Stated problem: Find each line with "this" and copy it.

◆ ◆ ◆

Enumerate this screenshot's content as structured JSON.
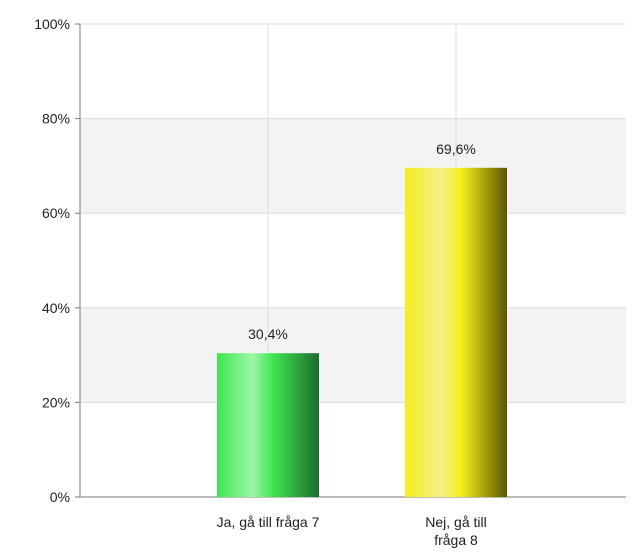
{
  "chart_data": {
    "type": "bar",
    "categories": [
      "Ja, gå till fråga 7",
      "Nej, gå till fråga 8"
    ],
    "category_lines": [
      [
        "Ja, gå till fråga 7"
      ],
      [
        "Nej, gå till",
        "fråga 8"
      ]
    ],
    "values": [
      30.4,
      69.6
    ],
    "data_labels": [
      "30,4%",
      "69,6%"
    ],
    "y_ticks": [
      0,
      20,
      40,
      60,
      80,
      100
    ],
    "y_tick_labels": [
      "0%",
      "20%",
      "40%",
      "60%",
      "80%",
      "100%"
    ],
    "ylim": [
      0,
      100
    ],
    "grid": true,
    "bar_colors": [
      {
        "light": "#9cf7a6",
        "base": "#3de650",
        "dark": "#1f6b2c"
      },
      {
        "light": "#f5f08a",
        "base": "#f5ef1d",
        "dark": "#5e5700"
      }
    ],
    "band_color": "#f3f3f3",
    "grid_color": "#dcdcdc"
  }
}
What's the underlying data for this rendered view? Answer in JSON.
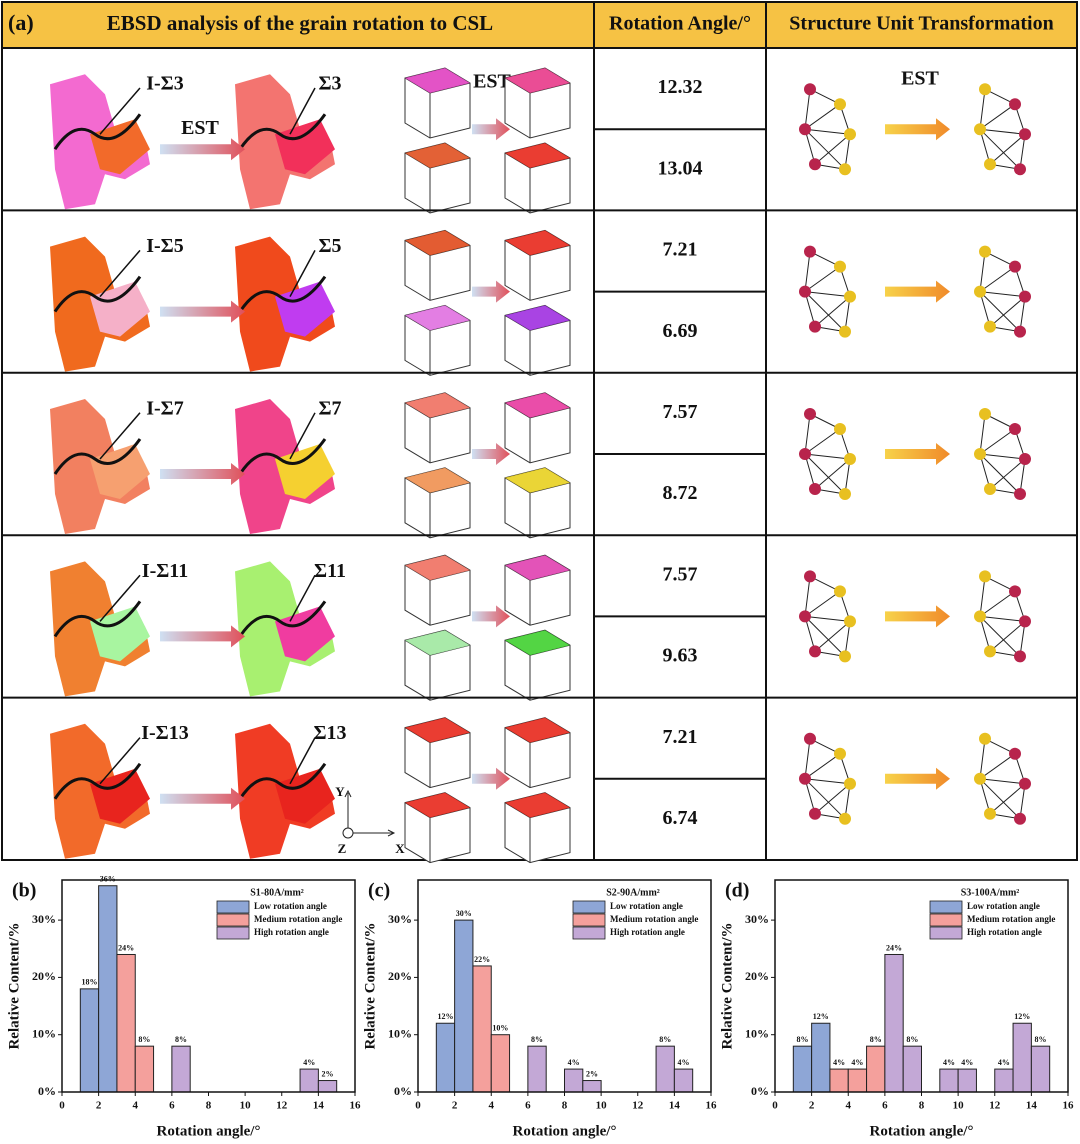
{
  "panel_a": {
    "label": "(a)",
    "headers": [
      "EBSD analysis of the grain rotation to CSL",
      "Rotation Angle/°",
      "Structure Unit Transformation"
    ],
    "rows": [
      {
        "initial": "I-Σ3",
        "final": "Σ3",
        "ebsd_arrow": "EST",
        "crystal_arrow": "EST",
        "structure_arrow": "EST",
        "angles": [
          12.32,
          13.04
        ]
      },
      {
        "initial": "I-Σ5",
        "final": "Σ5",
        "angles": [
          7.21,
          6.69
        ]
      },
      {
        "initial": "I-Σ7",
        "final": "Σ7",
        "angles": [
          7.57,
          8.72
        ]
      },
      {
        "initial": "I-Σ11",
        "final": "Σ11",
        "angles": [
          7.57,
          9.63
        ]
      },
      {
        "initial": "I-Σ13",
        "final": "Σ13",
        "angles": [
          7.21,
          6.74
        ]
      }
    ],
    "axes": [
      "Y",
      "Z",
      "X"
    ]
  },
  "chart_data": [
    {
      "type": "bar",
      "panel": "(b)",
      "title": "S1-80A/mm²",
      "x_label": "Rotation angle/°",
      "y_label": "Relative Content/%",
      "xlim": [
        0,
        16
      ],
      "xticks": [
        0,
        2,
        4,
        6,
        8,
        10,
        12,
        14,
        16
      ],
      "ylim": [
        0,
        37
      ],
      "yticks": [
        {
          "value": 0,
          "label": "0%"
        },
        {
          "value": 10,
          "label": "10%"
        },
        {
          "value": 20,
          "label": "20%"
        },
        {
          "value": 30,
          "label": "30%"
        }
      ],
      "series": [
        {
          "name": "Low rotation angle",
          "color": "#8ea6d6",
          "x": [
            1.5,
            2.5
          ],
          "values": [
            18,
            36
          ],
          "value_labels": [
            "18%",
            "36%"
          ]
        },
        {
          "name": "Medium rotation angle",
          "color": "#f4a09c",
          "x": [
            3.5,
            4.5
          ],
          "values": [
            24,
            8
          ],
          "value_labels": [
            "24%",
            "8%"
          ]
        },
        {
          "name": "High rotation angle",
          "color": "#c3a8d6",
          "x": [
            6.5,
            13.5,
            14.5
          ],
          "values": [
            8,
            4,
            2
          ],
          "value_labels": [
            "8%",
            "4%",
            "2%"
          ]
        }
      ]
    },
    {
      "type": "bar",
      "panel": "(c)",
      "title": "S2-90A/mm²",
      "x_label": "Rotation angle/°",
      "y_label": "Relative Content/%",
      "xlim": [
        0,
        16
      ],
      "xticks": [
        0,
        2,
        4,
        6,
        8,
        10,
        12,
        14,
        16
      ],
      "ylim": [
        0,
        37
      ],
      "yticks": [
        {
          "value": 0,
          "label": "0%"
        },
        {
          "value": 10,
          "label": "10%"
        },
        {
          "value": 20,
          "label": "20%"
        },
        {
          "value": 30,
          "label": "30%"
        }
      ],
      "series": [
        {
          "name": "Low rotation angle",
          "color": "#8ea6d6",
          "x": [
            1.5,
            2.5
          ],
          "values": [
            12,
            30
          ],
          "value_labels": [
            "12%",
            "30%"
          ]
        },
        {
          "name": "Medium rotation angle",
          "color": "#f4a09c",
          "x": [
            3.5,
            4.5
          ],
          "values": [
            22,
            10
          ],
          "value_labels": [
            "22%",
            "10%"
          ]
        },
        {
          "name": "High rotation angle",
          "color": "#c3a8d6",
          "x": [
            6.5,
            8.5,
            9.5,
            13.5,
            14.5
          ],
          "values": [
            8,
            4,
            2,
            8,
            4
          ],
          "value_labels": [
            "8%",
            "4%",
            "2%",
            "8%",
            "4%"
          ]
        }
      ]
    },
    {
      "type": "bar",
      "panel": "(d)",
      "title": "S3-100A/mm²",
      "x_label": "Rotation angle/°",
      "y_label": "Relative Content/%",
      "xlim": [
        0,
        16
      ],
      "xticks": [
        0,
        2,
        4,
        6,
        8,
        10,
        12,
        14,
        16
      ],
      "ylim": [
        0,
        37
      ],
      "yticks": [
        {
          "value": 0,
          "label": "0%"
        },
        {
          "value": 10,
          "label": "10%"
        },
        {
          "value": 20,
          "label": "20%"
        },
        {
          "value": 30,
          "label": "30%"
        }
      ],
      "series": [
        {
          "name": "Low rotation angle",
          "color": "#8ea6d6",
          "x": [
            1.5,
            2.5
          ],
          "values": [
            8,
            12
          ],
          "value_labels": [
            "8%",
            "12%"
          ]
        },
        {
          "name": "Medium rotation angle",
          "color": "#f4a09c",
          "x": [
            3.5,
            4.5,
            5.5
          ],
          "values": [
            4,
            4,
            8
          ],
          "value_labels": [
            "4%",
            "4%",
            "8%"
          ]
        },
        {
          "name": "High rotation angle",
          "color": "#c3a8d6",
          "x": [
            6.5,
            7.5,
            9.5,
            10.5,
            12.5,
            13.5,
            14.5
          ],
          "values": [
            24,
            8,
            4,
            4,
            4,
            12,
            8
          ],
          "value_labels": [
            "24%",
            "8%",
            "4%",
            "4%",
            "4%",
            "12%",
            "8%"
          ]
        }
      ]
    }
  ]
}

◆ ◆ ◆

Problem solution:
Enumerate this screenshot's content as structured JSON.
What's the underlying data for this rendered view? Answer in JSON.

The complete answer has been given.